SHORT EXERCISE.
Locate and copy each line in the data that contains the word "title".

DATA FOR THE TASK.
-------
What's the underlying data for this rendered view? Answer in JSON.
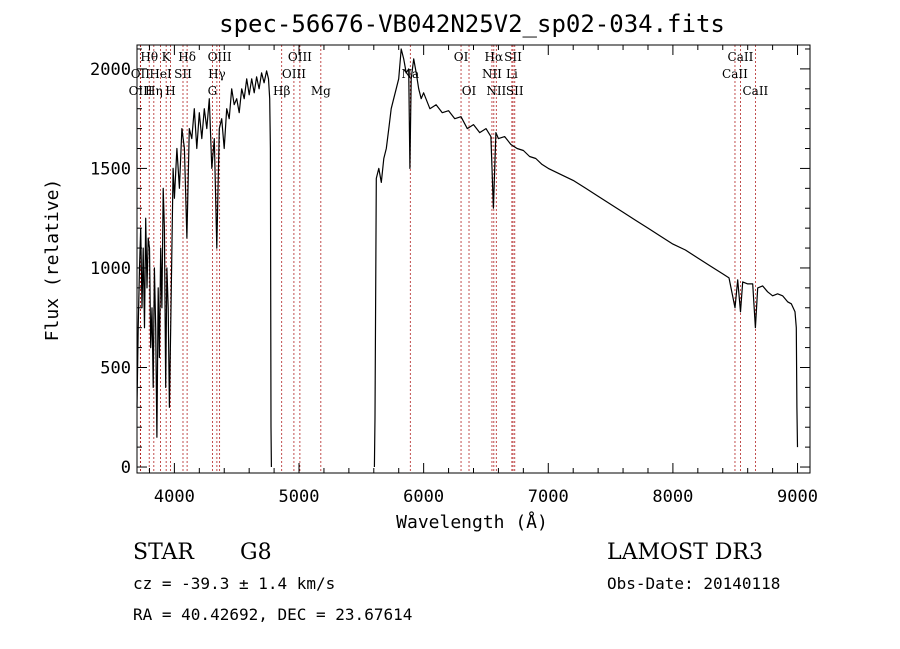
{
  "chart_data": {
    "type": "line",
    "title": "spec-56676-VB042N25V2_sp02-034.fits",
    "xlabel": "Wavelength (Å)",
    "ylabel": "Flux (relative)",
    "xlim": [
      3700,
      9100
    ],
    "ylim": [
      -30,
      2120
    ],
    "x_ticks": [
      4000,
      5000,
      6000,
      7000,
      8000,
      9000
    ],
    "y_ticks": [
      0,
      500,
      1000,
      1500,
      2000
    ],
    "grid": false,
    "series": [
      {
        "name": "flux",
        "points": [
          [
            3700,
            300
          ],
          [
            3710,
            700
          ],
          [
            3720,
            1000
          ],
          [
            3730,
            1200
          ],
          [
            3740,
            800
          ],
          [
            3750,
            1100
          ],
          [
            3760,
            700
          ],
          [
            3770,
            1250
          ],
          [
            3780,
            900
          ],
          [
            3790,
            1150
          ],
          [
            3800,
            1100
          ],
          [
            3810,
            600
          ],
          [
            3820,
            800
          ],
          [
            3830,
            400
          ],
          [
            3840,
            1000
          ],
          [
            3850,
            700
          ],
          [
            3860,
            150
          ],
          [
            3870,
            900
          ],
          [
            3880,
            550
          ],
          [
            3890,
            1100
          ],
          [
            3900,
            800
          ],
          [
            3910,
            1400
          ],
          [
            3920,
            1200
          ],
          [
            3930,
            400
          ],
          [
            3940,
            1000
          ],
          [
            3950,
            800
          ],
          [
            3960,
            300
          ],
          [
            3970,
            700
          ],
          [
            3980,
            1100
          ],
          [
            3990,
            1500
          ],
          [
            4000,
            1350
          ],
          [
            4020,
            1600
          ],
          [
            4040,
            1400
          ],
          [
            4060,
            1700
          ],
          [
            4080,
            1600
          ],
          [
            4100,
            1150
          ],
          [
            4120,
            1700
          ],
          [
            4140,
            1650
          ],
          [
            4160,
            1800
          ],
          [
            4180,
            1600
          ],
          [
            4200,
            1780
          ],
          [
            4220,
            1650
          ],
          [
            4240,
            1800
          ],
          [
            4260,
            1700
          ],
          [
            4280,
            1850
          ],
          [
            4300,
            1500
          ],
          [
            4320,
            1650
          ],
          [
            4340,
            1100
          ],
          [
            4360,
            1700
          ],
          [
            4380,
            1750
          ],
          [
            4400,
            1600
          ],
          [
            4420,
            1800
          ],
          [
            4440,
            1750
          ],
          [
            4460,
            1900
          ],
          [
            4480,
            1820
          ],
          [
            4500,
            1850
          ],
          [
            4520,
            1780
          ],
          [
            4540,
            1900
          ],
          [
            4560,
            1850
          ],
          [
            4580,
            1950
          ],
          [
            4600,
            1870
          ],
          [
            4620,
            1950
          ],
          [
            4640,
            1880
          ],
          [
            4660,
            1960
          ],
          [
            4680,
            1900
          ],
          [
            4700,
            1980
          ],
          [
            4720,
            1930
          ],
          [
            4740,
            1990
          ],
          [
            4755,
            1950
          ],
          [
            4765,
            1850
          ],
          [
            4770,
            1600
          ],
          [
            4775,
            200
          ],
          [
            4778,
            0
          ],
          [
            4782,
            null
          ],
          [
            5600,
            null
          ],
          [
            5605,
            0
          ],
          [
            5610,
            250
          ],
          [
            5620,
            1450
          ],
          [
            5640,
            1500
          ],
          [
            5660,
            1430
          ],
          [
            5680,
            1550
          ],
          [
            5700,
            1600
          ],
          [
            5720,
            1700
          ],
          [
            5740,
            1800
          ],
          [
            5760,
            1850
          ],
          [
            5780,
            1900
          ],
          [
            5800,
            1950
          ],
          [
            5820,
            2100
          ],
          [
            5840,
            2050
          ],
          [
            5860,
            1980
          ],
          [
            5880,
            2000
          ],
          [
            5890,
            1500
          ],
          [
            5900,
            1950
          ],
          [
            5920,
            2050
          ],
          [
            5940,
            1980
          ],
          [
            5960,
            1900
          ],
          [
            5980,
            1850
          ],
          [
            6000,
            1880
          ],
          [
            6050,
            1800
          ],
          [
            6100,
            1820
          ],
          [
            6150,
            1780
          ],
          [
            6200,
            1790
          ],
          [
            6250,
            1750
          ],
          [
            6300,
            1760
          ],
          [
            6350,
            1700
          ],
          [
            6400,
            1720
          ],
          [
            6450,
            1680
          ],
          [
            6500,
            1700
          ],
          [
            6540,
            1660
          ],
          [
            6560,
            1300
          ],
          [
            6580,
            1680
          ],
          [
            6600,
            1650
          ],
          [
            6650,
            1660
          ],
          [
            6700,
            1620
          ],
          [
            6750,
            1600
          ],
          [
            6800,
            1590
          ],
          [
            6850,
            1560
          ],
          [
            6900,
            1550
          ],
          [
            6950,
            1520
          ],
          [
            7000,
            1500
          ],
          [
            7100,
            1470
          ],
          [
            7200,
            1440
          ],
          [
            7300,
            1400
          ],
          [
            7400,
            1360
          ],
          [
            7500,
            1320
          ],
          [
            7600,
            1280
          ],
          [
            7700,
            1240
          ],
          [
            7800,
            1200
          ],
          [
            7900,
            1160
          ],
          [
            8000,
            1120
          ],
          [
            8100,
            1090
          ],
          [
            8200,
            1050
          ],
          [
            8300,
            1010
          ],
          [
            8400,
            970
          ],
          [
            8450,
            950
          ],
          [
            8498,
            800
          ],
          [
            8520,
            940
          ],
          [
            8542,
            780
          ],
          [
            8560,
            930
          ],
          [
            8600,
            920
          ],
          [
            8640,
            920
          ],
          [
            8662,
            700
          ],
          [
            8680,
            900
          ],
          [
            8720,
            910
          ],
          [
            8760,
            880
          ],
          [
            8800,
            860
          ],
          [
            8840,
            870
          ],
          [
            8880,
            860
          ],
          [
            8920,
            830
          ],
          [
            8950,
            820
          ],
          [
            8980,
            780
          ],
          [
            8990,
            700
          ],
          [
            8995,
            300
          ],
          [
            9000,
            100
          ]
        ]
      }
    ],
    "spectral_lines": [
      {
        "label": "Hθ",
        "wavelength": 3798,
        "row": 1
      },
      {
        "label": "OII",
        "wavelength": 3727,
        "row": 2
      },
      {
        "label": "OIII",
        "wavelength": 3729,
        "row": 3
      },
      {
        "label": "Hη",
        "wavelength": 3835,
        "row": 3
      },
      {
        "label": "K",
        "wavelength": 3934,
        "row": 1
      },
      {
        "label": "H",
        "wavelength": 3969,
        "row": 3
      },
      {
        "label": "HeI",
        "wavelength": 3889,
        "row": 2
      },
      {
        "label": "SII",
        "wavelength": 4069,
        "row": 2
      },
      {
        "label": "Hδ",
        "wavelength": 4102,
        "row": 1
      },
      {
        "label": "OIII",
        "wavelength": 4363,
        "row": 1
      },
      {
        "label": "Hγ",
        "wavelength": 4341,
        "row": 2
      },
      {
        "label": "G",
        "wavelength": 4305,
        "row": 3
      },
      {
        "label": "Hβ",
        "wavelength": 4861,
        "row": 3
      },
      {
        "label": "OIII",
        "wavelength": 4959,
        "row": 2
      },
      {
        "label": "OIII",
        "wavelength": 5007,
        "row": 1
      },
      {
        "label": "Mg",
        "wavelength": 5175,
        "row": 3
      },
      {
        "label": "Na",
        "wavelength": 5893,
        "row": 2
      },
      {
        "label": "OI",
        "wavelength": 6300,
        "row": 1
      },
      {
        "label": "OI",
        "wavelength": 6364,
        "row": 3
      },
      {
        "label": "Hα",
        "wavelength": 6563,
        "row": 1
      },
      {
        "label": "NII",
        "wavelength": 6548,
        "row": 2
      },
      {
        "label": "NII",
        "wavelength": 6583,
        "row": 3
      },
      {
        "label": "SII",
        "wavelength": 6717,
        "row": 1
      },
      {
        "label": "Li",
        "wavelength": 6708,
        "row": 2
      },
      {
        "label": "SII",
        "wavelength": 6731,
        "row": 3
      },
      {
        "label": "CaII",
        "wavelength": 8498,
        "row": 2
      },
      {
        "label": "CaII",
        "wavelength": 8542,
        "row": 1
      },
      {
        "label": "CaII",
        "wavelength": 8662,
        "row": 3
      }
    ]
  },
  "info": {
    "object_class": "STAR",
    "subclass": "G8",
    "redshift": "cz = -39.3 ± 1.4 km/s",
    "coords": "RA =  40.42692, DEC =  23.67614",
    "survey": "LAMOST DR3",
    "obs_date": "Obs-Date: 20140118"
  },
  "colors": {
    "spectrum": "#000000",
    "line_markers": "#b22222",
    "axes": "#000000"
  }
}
-------
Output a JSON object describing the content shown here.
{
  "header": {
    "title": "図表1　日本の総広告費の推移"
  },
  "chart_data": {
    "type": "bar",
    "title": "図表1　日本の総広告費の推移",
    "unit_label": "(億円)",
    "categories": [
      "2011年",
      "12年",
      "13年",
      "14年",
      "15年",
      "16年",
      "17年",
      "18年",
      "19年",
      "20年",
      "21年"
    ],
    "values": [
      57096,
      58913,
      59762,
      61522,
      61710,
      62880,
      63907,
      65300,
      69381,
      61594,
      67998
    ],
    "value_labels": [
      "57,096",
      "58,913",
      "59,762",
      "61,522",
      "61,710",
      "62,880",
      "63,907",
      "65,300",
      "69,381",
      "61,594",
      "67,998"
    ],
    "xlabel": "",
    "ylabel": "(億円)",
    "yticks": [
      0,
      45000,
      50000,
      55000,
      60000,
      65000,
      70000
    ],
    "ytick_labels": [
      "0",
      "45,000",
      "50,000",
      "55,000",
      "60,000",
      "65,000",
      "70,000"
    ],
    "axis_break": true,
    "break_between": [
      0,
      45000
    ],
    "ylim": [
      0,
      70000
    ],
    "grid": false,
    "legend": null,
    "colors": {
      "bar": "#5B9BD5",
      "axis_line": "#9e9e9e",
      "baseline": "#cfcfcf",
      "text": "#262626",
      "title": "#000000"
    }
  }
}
-------
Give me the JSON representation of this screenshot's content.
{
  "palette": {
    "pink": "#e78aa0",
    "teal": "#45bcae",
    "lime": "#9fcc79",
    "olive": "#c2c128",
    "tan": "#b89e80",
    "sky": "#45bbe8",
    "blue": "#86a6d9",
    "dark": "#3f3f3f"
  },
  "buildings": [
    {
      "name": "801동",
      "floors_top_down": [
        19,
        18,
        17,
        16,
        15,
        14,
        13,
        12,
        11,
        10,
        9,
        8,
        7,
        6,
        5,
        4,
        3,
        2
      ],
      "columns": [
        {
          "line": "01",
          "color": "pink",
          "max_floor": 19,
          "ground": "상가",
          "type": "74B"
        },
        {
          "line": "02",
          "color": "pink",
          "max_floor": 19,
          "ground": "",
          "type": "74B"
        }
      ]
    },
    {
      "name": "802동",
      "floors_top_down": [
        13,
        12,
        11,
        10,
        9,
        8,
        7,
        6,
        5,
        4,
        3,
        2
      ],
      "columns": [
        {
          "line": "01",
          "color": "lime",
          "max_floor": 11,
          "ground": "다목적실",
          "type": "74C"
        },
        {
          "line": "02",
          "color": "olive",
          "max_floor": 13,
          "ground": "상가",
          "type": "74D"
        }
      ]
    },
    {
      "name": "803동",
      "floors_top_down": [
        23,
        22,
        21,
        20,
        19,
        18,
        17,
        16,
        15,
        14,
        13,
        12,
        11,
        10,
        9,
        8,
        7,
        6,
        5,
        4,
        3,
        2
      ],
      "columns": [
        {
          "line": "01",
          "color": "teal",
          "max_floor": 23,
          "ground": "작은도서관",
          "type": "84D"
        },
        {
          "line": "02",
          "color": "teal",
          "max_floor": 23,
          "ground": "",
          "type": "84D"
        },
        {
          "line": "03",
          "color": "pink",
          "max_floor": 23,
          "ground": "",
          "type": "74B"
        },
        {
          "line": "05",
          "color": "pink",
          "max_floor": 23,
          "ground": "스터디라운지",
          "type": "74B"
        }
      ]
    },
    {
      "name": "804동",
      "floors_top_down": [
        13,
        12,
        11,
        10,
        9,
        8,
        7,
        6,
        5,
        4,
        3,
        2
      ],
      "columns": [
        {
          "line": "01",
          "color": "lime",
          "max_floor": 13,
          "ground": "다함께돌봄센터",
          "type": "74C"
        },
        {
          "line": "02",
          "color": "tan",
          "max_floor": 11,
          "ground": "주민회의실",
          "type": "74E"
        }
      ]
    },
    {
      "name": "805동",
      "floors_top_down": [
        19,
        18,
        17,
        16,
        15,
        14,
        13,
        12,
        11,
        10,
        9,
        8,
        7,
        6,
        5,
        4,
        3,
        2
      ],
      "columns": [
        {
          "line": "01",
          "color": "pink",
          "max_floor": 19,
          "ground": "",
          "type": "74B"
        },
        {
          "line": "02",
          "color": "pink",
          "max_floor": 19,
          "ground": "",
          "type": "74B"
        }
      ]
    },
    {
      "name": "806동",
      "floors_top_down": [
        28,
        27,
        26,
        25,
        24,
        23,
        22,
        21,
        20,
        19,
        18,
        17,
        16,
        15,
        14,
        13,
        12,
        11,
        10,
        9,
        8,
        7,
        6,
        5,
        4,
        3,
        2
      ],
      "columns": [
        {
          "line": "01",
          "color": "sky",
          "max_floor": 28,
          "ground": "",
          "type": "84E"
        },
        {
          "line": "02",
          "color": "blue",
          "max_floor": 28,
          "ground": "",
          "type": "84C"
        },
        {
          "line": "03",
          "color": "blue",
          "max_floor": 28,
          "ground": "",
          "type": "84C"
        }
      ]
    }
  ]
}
-------
FULL ANSWER.
    "title": "spec-56676-VB042N25V2_sp02-034.fits",
    "title": "図表1　日本の総広告費の推移"
    "title": "図表1　日本の総広告費の推移",
      "title": "#000000"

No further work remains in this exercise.